--- MATERIALS PROVIDED ---
********************

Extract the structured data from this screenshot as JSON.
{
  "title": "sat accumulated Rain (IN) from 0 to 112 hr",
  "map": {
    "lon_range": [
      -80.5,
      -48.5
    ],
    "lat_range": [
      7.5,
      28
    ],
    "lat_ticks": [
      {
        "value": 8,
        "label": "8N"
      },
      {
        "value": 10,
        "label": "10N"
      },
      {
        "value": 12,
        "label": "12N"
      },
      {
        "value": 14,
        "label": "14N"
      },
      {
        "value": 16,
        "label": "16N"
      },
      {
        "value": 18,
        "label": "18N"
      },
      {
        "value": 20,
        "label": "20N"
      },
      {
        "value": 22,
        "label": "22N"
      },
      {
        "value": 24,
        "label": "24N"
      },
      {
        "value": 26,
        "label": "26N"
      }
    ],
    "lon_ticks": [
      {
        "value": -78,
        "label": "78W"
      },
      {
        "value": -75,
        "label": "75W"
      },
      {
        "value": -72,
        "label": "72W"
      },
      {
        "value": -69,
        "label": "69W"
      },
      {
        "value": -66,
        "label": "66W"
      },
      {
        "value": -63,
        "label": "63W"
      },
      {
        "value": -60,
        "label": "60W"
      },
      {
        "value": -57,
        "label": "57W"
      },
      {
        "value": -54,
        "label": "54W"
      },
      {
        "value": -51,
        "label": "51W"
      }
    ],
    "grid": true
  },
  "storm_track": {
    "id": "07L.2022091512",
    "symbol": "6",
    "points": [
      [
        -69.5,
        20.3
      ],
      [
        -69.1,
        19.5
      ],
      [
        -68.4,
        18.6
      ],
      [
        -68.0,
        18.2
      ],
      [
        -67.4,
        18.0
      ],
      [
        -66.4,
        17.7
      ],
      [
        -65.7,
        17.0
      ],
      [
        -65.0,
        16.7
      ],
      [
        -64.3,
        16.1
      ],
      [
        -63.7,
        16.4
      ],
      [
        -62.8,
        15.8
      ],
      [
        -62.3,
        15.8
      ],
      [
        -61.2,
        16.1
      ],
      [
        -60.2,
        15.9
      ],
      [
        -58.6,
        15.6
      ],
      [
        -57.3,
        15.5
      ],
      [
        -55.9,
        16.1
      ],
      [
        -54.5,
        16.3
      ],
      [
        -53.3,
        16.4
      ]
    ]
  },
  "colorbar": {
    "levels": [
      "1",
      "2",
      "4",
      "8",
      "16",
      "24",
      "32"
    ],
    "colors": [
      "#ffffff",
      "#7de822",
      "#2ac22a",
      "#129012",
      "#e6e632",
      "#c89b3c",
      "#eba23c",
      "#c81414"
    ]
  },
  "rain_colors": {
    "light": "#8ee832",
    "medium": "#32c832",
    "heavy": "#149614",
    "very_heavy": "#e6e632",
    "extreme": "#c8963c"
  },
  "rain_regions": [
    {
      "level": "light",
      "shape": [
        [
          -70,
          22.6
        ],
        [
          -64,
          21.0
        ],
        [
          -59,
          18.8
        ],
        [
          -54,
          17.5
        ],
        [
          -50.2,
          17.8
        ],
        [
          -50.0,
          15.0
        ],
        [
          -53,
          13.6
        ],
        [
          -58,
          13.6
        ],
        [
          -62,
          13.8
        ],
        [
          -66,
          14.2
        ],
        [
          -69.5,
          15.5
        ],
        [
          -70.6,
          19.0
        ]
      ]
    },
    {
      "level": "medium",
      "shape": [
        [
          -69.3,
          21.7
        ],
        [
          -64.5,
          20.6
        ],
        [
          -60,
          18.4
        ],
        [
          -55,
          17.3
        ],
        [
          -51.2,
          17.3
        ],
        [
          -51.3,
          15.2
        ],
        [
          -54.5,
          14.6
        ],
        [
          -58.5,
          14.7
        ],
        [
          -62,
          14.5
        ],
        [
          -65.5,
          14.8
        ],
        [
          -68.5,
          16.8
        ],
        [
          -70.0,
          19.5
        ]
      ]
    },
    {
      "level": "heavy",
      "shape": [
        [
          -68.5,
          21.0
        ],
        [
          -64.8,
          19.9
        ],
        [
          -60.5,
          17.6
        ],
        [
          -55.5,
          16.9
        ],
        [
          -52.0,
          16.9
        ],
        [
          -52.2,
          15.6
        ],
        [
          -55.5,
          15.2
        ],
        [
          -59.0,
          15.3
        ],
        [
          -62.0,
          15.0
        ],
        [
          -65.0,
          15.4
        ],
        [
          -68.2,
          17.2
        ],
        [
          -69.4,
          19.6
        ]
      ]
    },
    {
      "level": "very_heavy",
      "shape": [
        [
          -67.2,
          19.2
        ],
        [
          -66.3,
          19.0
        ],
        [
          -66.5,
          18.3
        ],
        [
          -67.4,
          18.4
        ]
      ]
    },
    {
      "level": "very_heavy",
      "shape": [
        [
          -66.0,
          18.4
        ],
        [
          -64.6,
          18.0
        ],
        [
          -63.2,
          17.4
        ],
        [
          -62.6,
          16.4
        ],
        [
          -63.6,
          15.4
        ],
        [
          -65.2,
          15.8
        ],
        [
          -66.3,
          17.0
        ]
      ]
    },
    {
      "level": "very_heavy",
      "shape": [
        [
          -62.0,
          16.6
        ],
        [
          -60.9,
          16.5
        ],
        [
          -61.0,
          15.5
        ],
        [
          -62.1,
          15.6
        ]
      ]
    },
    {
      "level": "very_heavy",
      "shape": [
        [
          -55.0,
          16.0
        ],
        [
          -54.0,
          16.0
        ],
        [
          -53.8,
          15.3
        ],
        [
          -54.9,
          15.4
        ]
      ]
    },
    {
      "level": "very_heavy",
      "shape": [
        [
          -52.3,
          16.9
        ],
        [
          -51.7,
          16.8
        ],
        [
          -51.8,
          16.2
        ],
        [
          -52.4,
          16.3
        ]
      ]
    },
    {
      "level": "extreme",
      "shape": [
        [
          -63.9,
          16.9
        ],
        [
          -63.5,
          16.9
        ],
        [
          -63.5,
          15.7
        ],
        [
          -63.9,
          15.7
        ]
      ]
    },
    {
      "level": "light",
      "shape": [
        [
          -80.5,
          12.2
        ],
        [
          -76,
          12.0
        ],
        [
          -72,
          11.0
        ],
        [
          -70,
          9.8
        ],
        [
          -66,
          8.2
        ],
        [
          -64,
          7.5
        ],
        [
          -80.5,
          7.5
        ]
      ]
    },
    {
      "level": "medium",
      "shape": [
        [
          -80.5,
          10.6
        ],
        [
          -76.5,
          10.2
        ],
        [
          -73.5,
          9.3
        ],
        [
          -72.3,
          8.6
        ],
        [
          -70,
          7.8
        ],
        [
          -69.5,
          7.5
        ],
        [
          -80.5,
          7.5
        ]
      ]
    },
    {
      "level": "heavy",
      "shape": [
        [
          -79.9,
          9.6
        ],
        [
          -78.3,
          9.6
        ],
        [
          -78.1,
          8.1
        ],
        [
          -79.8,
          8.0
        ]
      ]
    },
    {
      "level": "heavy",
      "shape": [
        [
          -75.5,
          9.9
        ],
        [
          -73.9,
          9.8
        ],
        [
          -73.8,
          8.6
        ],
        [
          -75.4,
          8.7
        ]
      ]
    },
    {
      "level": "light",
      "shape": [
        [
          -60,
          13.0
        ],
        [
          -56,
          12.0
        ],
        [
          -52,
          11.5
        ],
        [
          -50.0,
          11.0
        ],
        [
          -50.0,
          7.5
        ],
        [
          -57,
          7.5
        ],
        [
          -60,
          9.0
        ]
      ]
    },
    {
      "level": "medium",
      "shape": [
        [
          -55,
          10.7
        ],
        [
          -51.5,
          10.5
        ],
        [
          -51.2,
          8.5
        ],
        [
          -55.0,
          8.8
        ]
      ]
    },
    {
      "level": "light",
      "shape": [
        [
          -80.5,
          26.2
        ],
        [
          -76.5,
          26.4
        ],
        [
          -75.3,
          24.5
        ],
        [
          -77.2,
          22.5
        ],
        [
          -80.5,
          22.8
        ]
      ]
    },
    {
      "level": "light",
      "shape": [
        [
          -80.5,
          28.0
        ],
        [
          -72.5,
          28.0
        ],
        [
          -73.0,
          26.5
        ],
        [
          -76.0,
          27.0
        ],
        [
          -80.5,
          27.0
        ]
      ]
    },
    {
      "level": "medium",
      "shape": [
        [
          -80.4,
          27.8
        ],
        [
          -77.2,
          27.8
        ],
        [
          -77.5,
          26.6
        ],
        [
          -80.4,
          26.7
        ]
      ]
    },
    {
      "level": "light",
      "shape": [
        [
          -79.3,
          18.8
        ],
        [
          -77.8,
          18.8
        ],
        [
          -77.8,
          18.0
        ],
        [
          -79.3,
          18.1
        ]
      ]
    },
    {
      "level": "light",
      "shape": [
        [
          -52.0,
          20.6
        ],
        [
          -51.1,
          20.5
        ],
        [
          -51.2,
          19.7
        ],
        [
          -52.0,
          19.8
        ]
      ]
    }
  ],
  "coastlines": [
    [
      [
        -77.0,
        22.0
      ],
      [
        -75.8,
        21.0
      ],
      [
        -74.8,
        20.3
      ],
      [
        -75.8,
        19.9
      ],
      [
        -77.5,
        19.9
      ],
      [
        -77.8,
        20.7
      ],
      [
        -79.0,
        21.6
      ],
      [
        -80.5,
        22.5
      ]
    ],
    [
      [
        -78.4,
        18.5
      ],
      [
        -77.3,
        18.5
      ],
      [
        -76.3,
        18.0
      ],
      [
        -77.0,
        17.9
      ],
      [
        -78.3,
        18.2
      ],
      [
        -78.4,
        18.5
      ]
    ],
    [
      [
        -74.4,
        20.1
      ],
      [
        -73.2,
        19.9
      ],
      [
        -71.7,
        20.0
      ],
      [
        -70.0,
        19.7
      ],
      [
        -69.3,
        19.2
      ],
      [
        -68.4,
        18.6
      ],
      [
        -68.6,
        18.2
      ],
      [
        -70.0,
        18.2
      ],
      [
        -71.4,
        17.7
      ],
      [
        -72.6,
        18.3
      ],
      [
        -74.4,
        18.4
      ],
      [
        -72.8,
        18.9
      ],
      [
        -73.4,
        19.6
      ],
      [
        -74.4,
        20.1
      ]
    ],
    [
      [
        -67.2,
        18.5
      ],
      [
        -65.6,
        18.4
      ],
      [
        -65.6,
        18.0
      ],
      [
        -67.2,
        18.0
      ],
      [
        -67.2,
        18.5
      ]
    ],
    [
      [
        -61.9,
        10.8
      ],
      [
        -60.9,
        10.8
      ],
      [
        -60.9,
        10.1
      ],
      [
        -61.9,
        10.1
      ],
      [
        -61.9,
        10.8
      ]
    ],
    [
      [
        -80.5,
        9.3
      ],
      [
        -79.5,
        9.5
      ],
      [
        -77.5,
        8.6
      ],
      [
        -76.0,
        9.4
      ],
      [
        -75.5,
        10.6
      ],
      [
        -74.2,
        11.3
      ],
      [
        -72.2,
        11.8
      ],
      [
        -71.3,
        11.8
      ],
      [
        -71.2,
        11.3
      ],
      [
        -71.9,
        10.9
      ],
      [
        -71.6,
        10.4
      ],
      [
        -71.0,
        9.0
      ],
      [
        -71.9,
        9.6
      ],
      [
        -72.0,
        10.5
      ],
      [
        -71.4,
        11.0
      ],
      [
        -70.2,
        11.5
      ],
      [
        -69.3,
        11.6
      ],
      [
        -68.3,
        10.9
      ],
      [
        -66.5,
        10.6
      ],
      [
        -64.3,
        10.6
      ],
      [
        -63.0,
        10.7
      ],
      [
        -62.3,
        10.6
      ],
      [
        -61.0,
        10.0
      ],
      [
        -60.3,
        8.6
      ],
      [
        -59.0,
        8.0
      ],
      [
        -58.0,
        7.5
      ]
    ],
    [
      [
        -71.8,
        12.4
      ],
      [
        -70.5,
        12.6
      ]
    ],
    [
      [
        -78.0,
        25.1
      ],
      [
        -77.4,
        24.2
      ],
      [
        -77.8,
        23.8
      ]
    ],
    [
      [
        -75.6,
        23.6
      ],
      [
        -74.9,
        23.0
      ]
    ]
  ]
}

********************

--- EXERCISE DETAILS ---
Gather and return every line that holds the string "from".

--- WRITTEN RESPONSE ---
Extract the structured data from this screenshot as JSON.
  "title": "sat accumulated Rain (IN) from 0 to 112 hr",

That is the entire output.